Exercise -
Check each line of the records below and collect those holding "blachy".

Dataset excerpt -
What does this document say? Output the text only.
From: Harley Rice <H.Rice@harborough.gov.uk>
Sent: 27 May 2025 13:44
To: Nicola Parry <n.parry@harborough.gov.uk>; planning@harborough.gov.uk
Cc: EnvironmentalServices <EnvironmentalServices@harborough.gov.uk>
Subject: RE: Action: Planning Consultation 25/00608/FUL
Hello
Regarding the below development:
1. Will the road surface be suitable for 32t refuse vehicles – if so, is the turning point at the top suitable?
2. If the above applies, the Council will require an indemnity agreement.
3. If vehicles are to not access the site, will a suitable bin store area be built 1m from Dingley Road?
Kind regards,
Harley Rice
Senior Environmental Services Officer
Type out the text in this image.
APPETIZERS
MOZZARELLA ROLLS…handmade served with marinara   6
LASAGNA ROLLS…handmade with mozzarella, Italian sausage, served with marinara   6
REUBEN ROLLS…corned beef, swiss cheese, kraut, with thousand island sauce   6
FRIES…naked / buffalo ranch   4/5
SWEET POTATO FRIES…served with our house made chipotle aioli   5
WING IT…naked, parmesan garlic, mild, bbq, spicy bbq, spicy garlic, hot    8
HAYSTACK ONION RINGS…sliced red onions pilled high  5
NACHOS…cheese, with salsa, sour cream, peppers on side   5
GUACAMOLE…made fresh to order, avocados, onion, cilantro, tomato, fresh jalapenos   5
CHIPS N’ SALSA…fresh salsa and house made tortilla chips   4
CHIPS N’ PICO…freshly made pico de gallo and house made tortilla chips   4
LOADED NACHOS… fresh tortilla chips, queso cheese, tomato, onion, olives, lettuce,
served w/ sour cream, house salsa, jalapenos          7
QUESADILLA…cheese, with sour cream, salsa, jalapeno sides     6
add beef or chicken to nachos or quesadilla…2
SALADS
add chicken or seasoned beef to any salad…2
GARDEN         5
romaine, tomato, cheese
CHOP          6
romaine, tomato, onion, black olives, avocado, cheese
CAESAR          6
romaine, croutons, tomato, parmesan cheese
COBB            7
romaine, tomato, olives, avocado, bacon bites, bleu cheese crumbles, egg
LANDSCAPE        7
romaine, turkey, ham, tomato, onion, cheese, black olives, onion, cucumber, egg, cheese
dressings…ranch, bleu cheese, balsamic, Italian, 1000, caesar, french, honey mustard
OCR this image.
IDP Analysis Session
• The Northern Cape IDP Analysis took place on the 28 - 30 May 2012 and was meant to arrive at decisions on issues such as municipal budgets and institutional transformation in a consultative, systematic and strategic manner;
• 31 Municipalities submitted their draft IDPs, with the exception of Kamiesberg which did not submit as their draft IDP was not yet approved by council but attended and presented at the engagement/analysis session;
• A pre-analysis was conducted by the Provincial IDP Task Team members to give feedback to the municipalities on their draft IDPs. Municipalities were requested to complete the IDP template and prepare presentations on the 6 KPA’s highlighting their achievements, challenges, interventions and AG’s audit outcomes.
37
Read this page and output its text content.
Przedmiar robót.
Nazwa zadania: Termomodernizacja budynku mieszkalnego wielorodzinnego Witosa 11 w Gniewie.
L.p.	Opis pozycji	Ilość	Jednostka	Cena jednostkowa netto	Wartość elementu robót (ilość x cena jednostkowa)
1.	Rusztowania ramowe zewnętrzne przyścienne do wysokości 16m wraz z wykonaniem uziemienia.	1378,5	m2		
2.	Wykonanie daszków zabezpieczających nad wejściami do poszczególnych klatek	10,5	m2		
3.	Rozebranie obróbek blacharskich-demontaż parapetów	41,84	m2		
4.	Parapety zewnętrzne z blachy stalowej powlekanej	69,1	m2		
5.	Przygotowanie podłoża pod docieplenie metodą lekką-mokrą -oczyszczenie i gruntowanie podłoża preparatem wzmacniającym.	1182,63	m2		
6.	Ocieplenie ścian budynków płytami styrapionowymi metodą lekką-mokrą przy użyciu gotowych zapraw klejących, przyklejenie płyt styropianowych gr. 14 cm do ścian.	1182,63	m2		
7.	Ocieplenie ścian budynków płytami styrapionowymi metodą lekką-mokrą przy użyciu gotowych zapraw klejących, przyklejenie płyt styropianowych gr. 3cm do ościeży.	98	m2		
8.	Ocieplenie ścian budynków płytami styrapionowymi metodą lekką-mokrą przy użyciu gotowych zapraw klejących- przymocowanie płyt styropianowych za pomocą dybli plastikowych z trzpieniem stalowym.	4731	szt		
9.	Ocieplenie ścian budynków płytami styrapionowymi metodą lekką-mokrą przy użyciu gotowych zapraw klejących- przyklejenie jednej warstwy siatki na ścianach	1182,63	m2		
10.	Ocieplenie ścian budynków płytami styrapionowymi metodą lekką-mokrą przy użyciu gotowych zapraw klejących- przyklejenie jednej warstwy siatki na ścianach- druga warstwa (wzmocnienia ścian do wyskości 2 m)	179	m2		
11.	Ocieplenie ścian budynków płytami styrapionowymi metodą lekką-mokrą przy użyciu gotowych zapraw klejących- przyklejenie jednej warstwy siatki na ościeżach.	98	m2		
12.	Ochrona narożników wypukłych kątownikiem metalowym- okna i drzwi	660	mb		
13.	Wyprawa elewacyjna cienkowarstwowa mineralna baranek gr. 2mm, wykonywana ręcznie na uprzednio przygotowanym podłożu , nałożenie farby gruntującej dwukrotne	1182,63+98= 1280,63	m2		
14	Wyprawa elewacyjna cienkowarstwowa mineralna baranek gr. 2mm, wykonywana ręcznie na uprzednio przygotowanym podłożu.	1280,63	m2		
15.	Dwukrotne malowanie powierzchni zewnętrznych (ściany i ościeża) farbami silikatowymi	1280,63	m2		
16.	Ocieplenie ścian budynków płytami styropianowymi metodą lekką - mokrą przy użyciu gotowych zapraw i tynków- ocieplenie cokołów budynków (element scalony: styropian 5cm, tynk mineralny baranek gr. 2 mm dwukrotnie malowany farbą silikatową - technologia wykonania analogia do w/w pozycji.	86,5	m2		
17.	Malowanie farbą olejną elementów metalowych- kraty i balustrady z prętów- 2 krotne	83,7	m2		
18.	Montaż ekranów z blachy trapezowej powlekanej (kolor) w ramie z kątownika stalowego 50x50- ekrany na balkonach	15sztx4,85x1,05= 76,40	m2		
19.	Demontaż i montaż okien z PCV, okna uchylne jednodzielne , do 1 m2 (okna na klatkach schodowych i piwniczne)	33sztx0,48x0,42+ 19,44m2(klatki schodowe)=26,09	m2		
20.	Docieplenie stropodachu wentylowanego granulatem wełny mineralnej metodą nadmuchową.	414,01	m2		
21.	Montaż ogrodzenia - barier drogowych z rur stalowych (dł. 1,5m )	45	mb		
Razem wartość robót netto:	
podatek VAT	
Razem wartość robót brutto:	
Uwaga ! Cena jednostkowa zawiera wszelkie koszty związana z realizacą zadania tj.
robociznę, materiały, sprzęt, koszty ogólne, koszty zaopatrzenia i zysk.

Answer -
4.	Parapety zewnętrzne z blachy stalowej powlekanej	69,1	m2		
18.	Montaż ekranów z blachy trapezowej powlekanej (kolor) w ramie z kątownika stalowego 50x50- ekrany na balkonach	15sztx4,85x1,05= 76,40	m2		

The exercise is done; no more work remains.